DIRECTIONS —
Identify, in the records below, every line where the string "category" appears, and copy each such line.

DATA LINES —
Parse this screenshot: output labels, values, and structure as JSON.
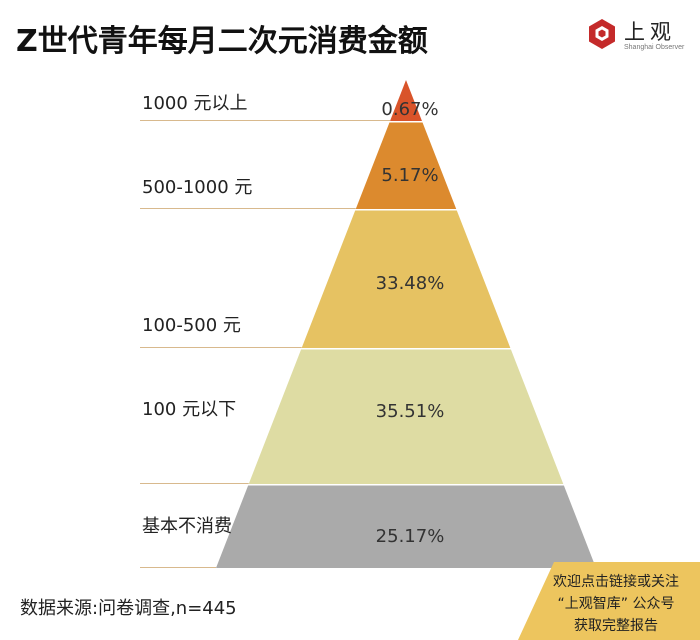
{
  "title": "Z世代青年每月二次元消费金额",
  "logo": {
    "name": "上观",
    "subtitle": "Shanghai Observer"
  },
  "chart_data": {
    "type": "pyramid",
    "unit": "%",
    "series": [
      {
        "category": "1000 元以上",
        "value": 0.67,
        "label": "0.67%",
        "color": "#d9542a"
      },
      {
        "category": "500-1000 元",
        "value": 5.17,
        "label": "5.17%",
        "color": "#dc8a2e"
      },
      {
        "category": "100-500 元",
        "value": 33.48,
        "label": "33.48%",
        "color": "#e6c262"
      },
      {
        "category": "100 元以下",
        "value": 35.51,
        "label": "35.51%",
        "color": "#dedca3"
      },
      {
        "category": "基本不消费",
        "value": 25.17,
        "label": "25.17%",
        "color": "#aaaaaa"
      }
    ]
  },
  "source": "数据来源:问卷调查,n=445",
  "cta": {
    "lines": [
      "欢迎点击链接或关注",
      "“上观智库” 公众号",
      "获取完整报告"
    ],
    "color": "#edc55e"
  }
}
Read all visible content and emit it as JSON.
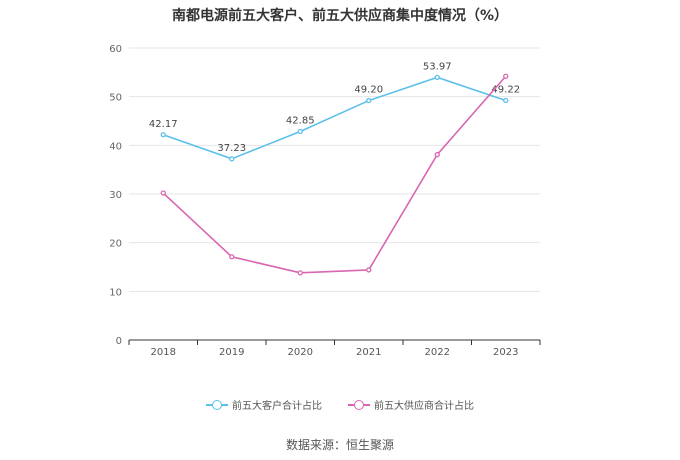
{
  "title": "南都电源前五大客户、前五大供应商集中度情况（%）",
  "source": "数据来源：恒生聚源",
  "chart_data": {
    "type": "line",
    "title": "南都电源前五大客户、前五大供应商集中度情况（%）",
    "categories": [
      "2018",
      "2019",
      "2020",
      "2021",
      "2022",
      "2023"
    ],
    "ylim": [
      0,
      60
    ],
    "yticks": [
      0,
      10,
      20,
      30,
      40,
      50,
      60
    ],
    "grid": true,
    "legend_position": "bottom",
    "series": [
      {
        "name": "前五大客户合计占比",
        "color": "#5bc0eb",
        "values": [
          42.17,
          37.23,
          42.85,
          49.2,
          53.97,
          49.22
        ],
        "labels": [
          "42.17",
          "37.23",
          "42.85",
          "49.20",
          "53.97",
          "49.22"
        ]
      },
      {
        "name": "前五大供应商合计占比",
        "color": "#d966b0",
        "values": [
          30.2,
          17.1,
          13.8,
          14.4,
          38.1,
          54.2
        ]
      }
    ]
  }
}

THE OUTPUT —
        "category": "1000 元以上",
        "category": "500-1000 元",
        "category": "100-500 元",
        "category": "100 元以下",
        "category": "基本不消费",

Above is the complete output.